# MATERIALS PROVIDED start
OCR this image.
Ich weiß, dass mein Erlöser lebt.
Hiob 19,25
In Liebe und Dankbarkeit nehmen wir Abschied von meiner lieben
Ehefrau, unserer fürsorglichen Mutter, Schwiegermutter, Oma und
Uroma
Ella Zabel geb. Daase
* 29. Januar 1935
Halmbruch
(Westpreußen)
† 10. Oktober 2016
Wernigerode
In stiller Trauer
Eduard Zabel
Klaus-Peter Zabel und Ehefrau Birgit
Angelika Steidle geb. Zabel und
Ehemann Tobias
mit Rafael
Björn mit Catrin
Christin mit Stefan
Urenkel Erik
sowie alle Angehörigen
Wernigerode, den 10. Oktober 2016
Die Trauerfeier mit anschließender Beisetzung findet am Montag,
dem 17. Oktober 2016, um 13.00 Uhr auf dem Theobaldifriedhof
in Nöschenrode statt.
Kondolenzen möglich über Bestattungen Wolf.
# MATERIALS PROVIDED end
▶ **THE PROBLEM**
Among the lines above, determine how many hold the word "Ehefrau"; report the figure alone.

▶ **RESULT BELOW**
2